Stated task: Repeat every record exactly, but keep images out of the copy.

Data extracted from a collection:
— Start —

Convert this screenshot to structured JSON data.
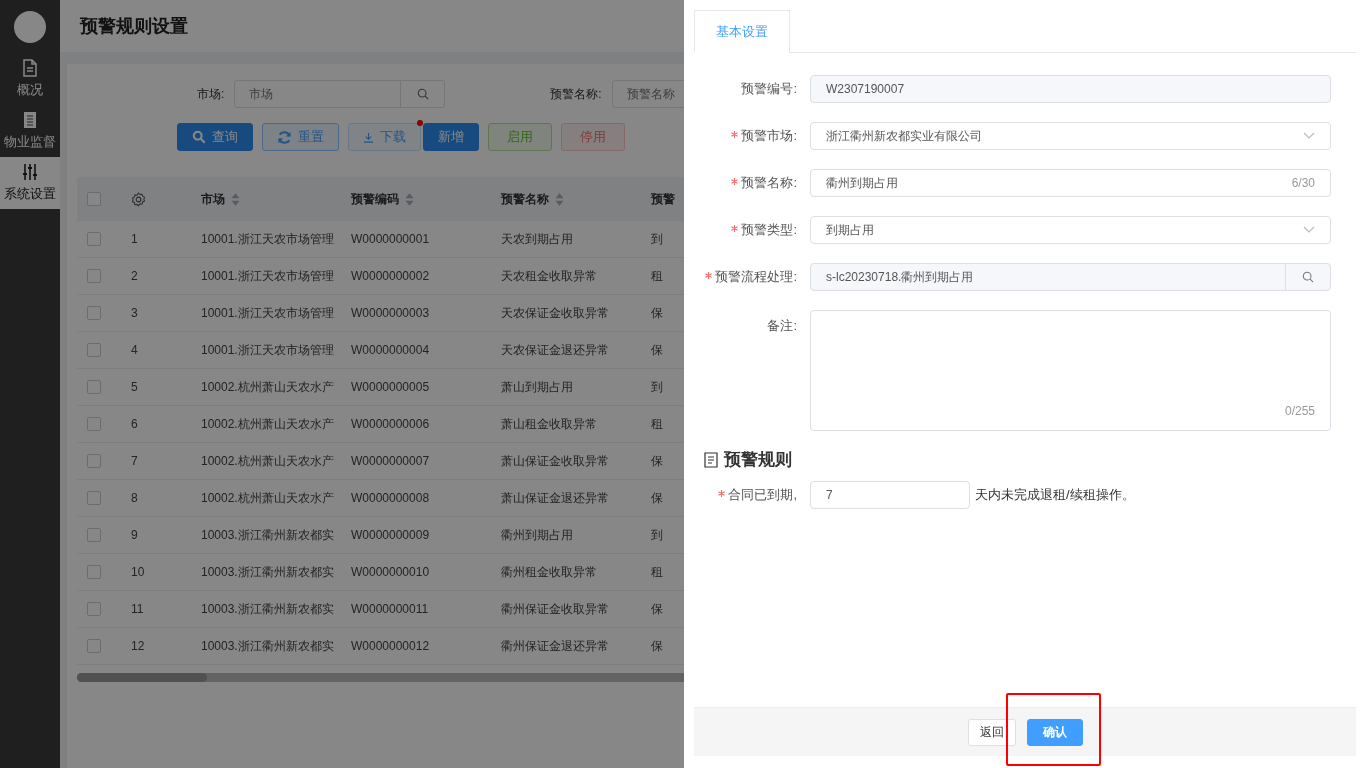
{
  "sidebar": {
    "items": [
      {
        "label": "概况",
        "selected": false
      },
      {
        "label": "物业监督",
        "selected": false
      },
      {
        "label": "系统设置",
        "selected": true
      }
    ]
  },
  "page_title": "预警规则设置",
  "filters": [
    {
      "label": "市场:",
      "placeholder": "市场"
    },
    {
      "label": "预警名称:",
      "placeholder": "预警名称"
    }
  ],
  "toolbar": [
    {
      "label": "查询",
      "kind": "search",
      "dot": false
    },
    {
      "label": "重置",
      "kind": "reset",
      "dot": false
    },
    {
      "label": "下载",
      "kind": "download",
      "dot": true
    },
    {
      "label": "新增",
      "kind": "primary",
      "dot": false
    },
    {
      "label": "启用",
      "kind": "success",
      "dot": false
    },
    {
      "label": "停用",
      "kind": "danger",
      "dot": false
    }
  ],
  "table": {
    "all_checked": false,
    "columns": [
      {
        "label": "市场",
        "sortable": true
      },
      {
        "label": "预警编码",
        "sortable": true
      },
      {
        "label": "预警名称",
        "sortable": true
      },
      {
        "label": "预警",
        "sortable": false
      }
    ],
    "rows": [
      {
        "checked": false,
        "index": "1",
        "market": "10001.浙江天农市场管理",
        "code": "W0000000001",
        "name": "天农到期占用",
        "column_5": "到"
      },
      {
        "checked": false,
        "index": "2",
        "market": "10001.浙江天农市场管理",
        "code": "W0000000002",
        "name": "天农租金收取异常",
        "column_5": "租"
      },
      {
        "checked": false,
        "index": "3",
        "market": "10001.浙江天农市场管理",
        "code": "W0000000003",
        "name": "天农保证金收取异常",
        "column_5": "保"
      },
      {
        "checked": false,
        "index": "4",
        "market": "10001.浙江天农市场管理",
        "code": "W0000000004",
        "name": "天农保证金退还异常",
        "column_5": "保"
      },
      {
        "checked": false,
        "index": "5",
        "market": "10002.杭州萧山天农水产",
        "code": "W0000000005",
        "name": "萧山到期占用",
        "column_5": "到"
      },
      {
        "checked": false,
        "index": "6",
        "market": "10002.杭州萧山天农水产",
        "code": "W0000000006",
        "name": "萧山租金收取异常",
        "column_5": "租"
      },
      {
        "checked": false,
        "index": "7",
        "market": "10002.杭州萧山天农水产",
        "code": "W0000000007",
        "name": "萧山保证金收取异常",
        "column_5": "保"
      },
      {
        "checked": false,
        "index": "8",
        "market": "10002.杭州萧山天农水产",
        "code": "W0000000008",
        "name": "萧山保证金退还异常",
        "column_5": "保"
      },
      {
        "checked": false,
        "index": "9",
        "market": "10003.浙江衢州新农都实",
        "code": "W0000000009",
        "name": "衢州到期占用",
        "column_5": "到"
      },
      {
        "checked": false,
        "index": "10",
        "market": "10003.浙江衢州新农都实",
        "code": "W0000000010",
        "name": "衢州租金收取异常",
        "column_5": "租"
      },
      {
        "checked": false,
        "index": "11",
        "market": "10003.浙江衢州新农都实",
        "code": "W0000000011",
        "name": "衢州保证金收取异常",
        "column_5": "保"
      },
      {
        "checked": false,
        "index": "12",
        "market": "10003.浙江衢州新农都实",
        "code": "W0000000012",
        "name": "衢州保证金退还异常",
        "column_5": "保"
      }
    ]
  },
  "drawer": {
    "tabs": [
      {
        "label": "基本设置",
        "selected": true
      }
    ],
    "fields": [
      {
        "label": "预警编号:",
        "required": false,
        "kind": "readonly",
        "value": "W2307190007"
      },
      {
        "label": "预警市场:",
        "required": true,
        "kind": "select",
        "value": "浙江衢州新农都实业有限公司"
      },
      {
        "label": "预警名称:",
        "required": true,
        "kind": "text",
        "value": "衢州到期占用",
        "counter": "6/30"
      },
      {
        "label": "预警类型:",
        "required": true,
        "kind": "select",
        "value": "到期占用"
      },
      {
        "label": "预警流程处理:",
        "required": true,
        "kind": "lookup",
        "value": "s-lc20230718.衢州到期占用"
      },
      {
        "label": "备注:",
        "required": false,
        "kind": "textarea",
        "counter": "0/255"
      }
    ],
    "rule_section": {
      "title": "预警规则",
      "label": "合同已到期,",
      "required": true,
      "value": "7",
      "suffix": "天内未完成退租/续租操作。"
    },
    "footer": {
      "buttons": [
        {
          "label": "返回",
          "kind": "default"
        },
        {
          "label": "确认",
          "kind": "primary"
        }
      ]
    }
  }
}
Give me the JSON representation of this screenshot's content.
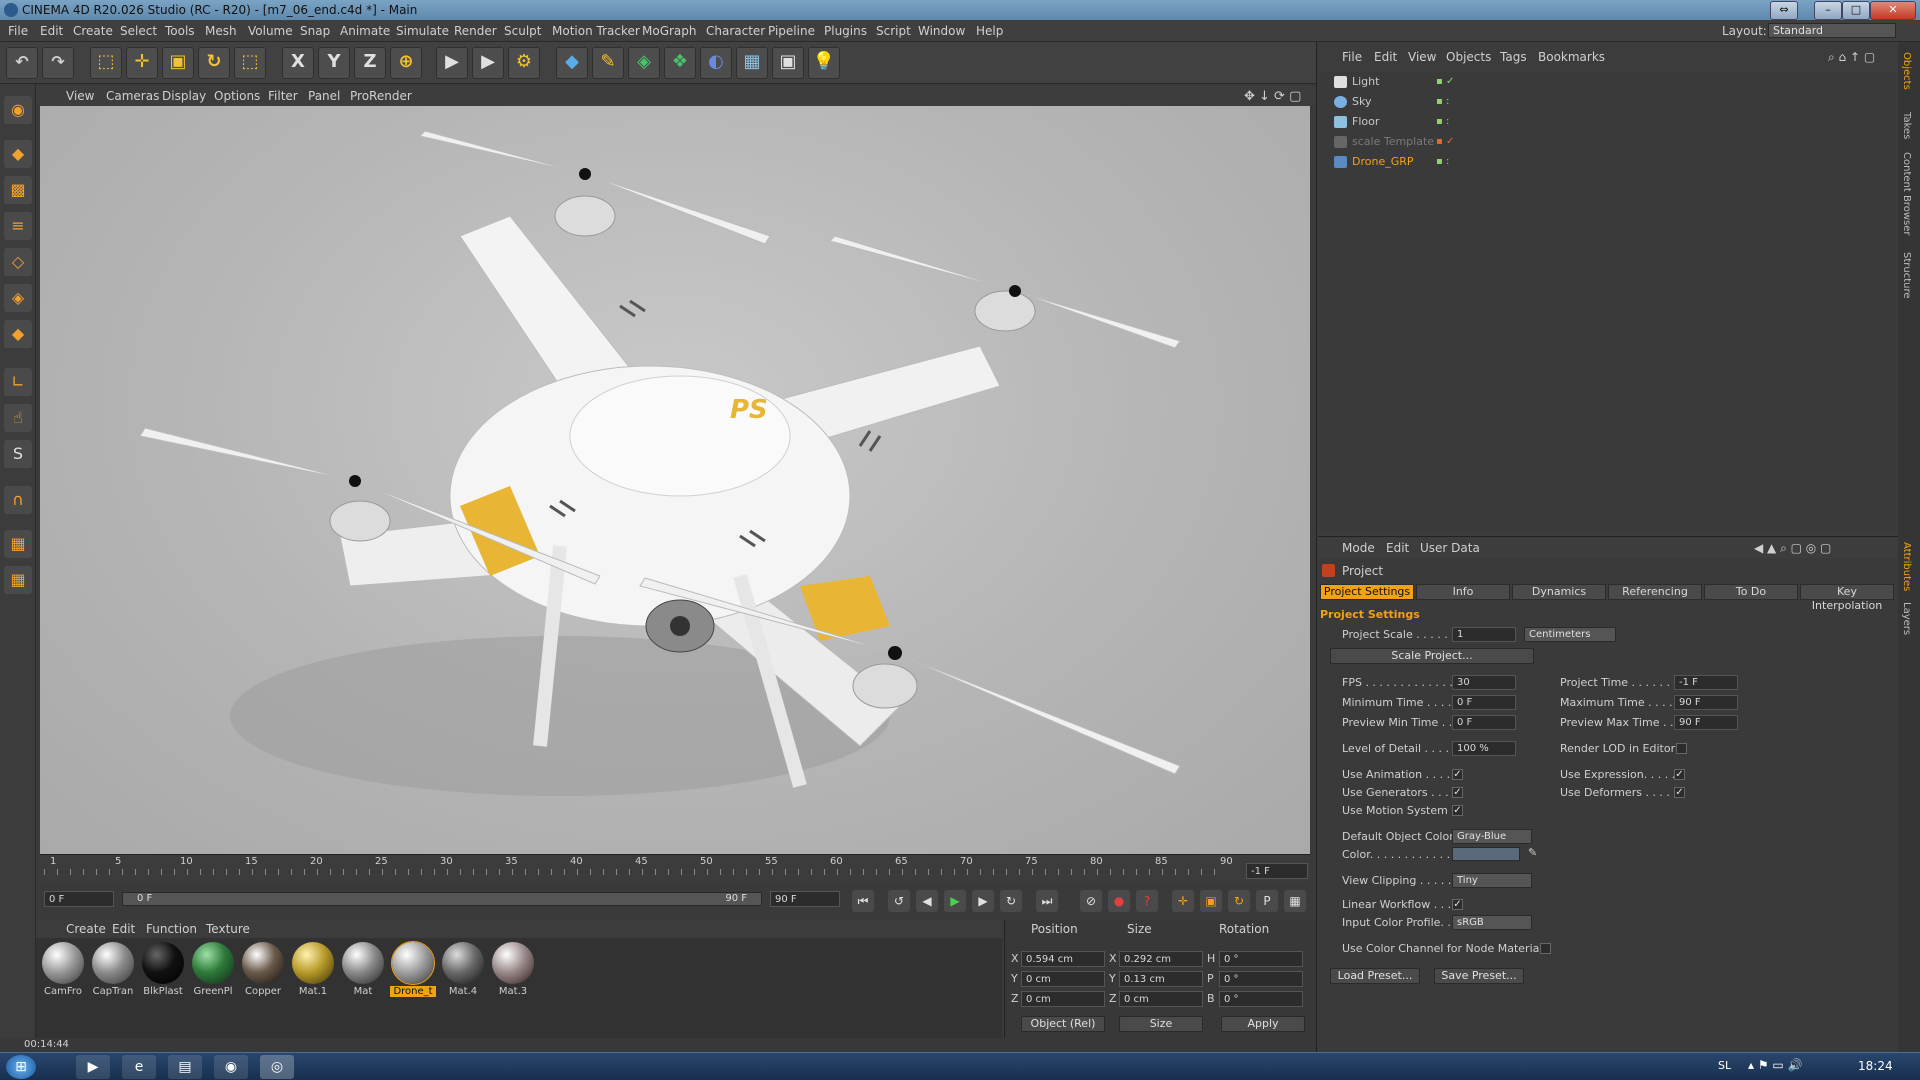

— End —

Completed task:
Convert this screenshot to structured JSON data.
{
  "sidebar": {
    "items": [
      {
        "label": "概况",
        "selected": false
      },
      {
        "label": "物业监督",
        "selected": false
      },
      {
        "label": "系统设置",
        "selected": true
      }
    ]
  },
  "page_title": "预警规则设置",
  "filters": [
    {
      "label": "市场:",
      "placeholder": "市场"
    },
    {
      "label": "预警名称:",
      "placeholder": "预警名称"
    }
  ],
  "toolbar": [
    {
      "label": "查询",
      "kind": "search",
      "dot": false
    },
    {
      "label": "重置",
      "kind": "reset",
      "dot": false
    },
    {
      "label": "下载",
      "kind": "download",
      "dot": true
    },
    {
      "label": "新增",
      "kind": "primary",
      "dot": false
    },
    {
      "label": "启用",
      "kind": "success",
      "dot": false
    },
    {
      "label": "停用",
      "kind": "danger",
      "dot": false
    }
  ],
  "table": {
    "all_checked": false,
    "columns": [
      {
        "label": "市场",
        "sortable": true
      },
      {
        "label": "预警编码",
        "sortable": true
      },
      {
        "label": "预警名称",
        "sortable": true
      },
      {
        "label": "预警",
        "sortable": false
      }
    ],
    "rows": [
      {
        "checked": false,
        "index": "1",
        "market": "10001.浙江天农市场管理",
        "code": "W0000000001",
        "name": "天农到期占用",
        "column_5": "到"
      },
      {
        "checked": false,
        "index": "2",
        "market": "10001.浙江天农市场管理",
        "code": "W0000000002",
        "name": "天农租金收取异常",
        "column_5": "租"
      },
      {
        "checked": false,
        "index": "3",
        "market": "10001.浙江天农市场管理",
        "code": "W0000000003",
        "name": "天农保证金收取异常",
        "column_5": "保"
      },
      {
        "checked": false,
        "index": "4",
        "market": "10001.浙江天农市场管理",
        "code": "W0000000004",
        "name": "天农保证金退还异常",
        "column_5": "保"
      },
      {
        "checked": false,
        "index": "5",
        "market": "10002.杭州萧山天农水产",
        "code": "W0000000005",
        "name": "萧山到期占用",
        "column_5": "到"
      },
      {
        "checked": false,
        "index": "6",
        "market": "10002.杭州萧山天农水产",
        "code": "W0000000006",
        "name": "萧山租金收取异常",
        "column_5": "租"
      },
      {
        "checked": false,
        "index": "7",
        "market": "10002.杭州萧山天农水产",
        "code": "W0000000007",
        "name": "萧山保证金收取异常",
        "column_5": "保"
      },
      {
        "checked": false,
        "index": "8",
        "market": "10002.杭州萧山天农水产",
        "code": "W0000000008",
        "name": "萧山保证金退还异常",
        "column_5": "保"
      },
      {
        "checked": false,
        "index": "9",
        "market": "10003.浙江衢州新农都实",
        "code": "W0000000009",
        "name": "衢州到期占用",
        "column_5": "到"
      },
      {
        "checked": false,
        "index": "10",
        "market": "10003.浙江衢州新农都实",
        "code": "W0000000010",
        "name": "衢州租金收取异常",
        "column_5": "租"
      },
      {
        "checked": false,
        "index": "11",
        "market": "10003.浙江衢州新农都实",
        "code": "W0000000011",
        "name": "衢州保证金收取异常",
        "column_5": "保"
      },
      {
        "checked": false,
        "index": "12",
        "market": "10003.浙江衢州新农都实",
        "code": "W0000000012",
        "name": "衢州保证金退还异常",
        "column_5": "保"
      }
    ]
  },
  "drawer": {
    "tabs": [
      {
        "label": "基本设置",
        "selected": true
      }
    ],
    "fields": [
      {
        "label": "预警编号:",
        "required": false,
        "kind": "readonly",
        "value": "W2307190007"
      },
      {
        "label": "预警市场:",
        "required": true,
        "kind": "select",
        "value": "浙江衢州新农都实业有限公司"
      },
      {
        "label": "预警名称:",
        "required": true,
        "kind": "text",
        "value": "衢州到期占用",
        "counter": "6/30"
      },
      {
        "label": "预警类型:",
        "required": true,
        "kind": "select",
        "value": "到期占用"
      },
      {
        "label": "预警流程处理:",
        "required": true,
        "kind": "lookup",
        "value": "s-lc20230718.衢州到期占用"
      },
      {
        "label": "备注:",
        "required": false,
        "kind": "textarea",
        "counter": "0/255"
      }
    ],
    "rule_section": {
      "title": "预警规则",
      "label": "合同已到期,",
      "required": true,
      "value": "7",
      "suffix": "天内未完成退租/续租操作。"
    },
    "footer": {
      "buttons": [
        {
          "label": "返回",
          "kind": "default"
        },
        {
          "label": "确认",
          "kind": "primary"
        }
      ]
    }
  }
}
Give me the JSON representation of this screenshot's content.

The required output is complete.